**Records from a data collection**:
+-------+
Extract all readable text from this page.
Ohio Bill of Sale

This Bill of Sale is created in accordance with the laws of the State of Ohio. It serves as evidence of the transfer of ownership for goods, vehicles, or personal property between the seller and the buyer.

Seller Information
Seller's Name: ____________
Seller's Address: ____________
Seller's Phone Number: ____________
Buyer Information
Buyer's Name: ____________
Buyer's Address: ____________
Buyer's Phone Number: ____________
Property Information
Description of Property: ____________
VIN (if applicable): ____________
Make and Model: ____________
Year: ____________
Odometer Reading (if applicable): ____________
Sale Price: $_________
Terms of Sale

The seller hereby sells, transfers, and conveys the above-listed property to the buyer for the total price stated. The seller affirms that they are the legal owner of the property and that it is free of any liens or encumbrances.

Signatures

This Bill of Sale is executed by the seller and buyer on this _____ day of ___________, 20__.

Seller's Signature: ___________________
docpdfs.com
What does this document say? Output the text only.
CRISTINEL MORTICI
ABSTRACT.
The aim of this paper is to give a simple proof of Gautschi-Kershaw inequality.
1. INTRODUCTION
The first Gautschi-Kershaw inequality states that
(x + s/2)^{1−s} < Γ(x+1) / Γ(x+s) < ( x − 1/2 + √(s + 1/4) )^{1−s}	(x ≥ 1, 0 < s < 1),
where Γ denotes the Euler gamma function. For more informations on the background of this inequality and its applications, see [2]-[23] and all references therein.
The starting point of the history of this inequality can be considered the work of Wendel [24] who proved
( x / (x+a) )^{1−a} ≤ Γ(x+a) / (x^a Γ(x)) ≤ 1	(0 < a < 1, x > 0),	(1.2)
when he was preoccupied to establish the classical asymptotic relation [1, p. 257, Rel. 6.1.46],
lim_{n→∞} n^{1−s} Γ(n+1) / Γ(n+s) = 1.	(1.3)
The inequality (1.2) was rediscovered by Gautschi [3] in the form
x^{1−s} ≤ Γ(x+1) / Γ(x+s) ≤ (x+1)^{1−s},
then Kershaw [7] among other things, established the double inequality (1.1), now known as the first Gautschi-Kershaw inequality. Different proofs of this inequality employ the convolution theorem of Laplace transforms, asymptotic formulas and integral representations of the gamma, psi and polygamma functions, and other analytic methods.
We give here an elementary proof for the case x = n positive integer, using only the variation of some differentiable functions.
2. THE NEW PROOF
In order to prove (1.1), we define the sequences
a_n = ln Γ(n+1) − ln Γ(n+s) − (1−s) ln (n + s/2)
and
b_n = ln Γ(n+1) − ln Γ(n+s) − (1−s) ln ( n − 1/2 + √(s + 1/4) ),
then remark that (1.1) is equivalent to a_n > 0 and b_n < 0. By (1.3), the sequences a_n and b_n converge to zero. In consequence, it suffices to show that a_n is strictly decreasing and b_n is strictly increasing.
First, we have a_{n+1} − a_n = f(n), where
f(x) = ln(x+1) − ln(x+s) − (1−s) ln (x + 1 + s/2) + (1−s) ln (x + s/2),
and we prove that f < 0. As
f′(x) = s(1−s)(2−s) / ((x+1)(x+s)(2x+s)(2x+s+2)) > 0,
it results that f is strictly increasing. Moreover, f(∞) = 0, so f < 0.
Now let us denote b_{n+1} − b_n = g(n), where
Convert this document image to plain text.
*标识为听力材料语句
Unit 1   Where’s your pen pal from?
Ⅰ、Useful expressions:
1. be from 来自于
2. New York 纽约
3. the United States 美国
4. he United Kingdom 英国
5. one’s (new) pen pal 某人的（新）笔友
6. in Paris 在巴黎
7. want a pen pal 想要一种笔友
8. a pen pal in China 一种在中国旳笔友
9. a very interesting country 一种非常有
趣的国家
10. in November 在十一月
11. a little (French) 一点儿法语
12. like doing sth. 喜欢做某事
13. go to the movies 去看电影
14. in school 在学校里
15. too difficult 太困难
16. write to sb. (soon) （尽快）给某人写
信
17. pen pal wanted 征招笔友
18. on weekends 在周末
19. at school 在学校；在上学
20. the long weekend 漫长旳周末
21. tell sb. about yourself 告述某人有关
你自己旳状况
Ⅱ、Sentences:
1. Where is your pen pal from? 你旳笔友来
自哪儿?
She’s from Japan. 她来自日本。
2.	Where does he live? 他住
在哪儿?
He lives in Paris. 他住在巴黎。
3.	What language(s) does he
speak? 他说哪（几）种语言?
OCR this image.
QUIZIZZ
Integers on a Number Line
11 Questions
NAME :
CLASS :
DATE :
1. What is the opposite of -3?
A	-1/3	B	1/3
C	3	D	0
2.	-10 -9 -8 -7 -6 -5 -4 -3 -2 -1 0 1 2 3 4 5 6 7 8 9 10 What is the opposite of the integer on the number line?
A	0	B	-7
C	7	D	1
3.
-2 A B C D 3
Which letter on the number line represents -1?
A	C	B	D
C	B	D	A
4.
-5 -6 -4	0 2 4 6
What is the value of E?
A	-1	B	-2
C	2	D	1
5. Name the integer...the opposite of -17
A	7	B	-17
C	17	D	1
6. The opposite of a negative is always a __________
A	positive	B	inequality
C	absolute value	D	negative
+-------+
**Task directions**:
Gather up every line in the data above that contains the word "positive", copying each one.

**Response to the task**:
We give here an elementary proof for the case x = n positive integer, using only the variation of some differentiable functions.
A	positive	B	inequality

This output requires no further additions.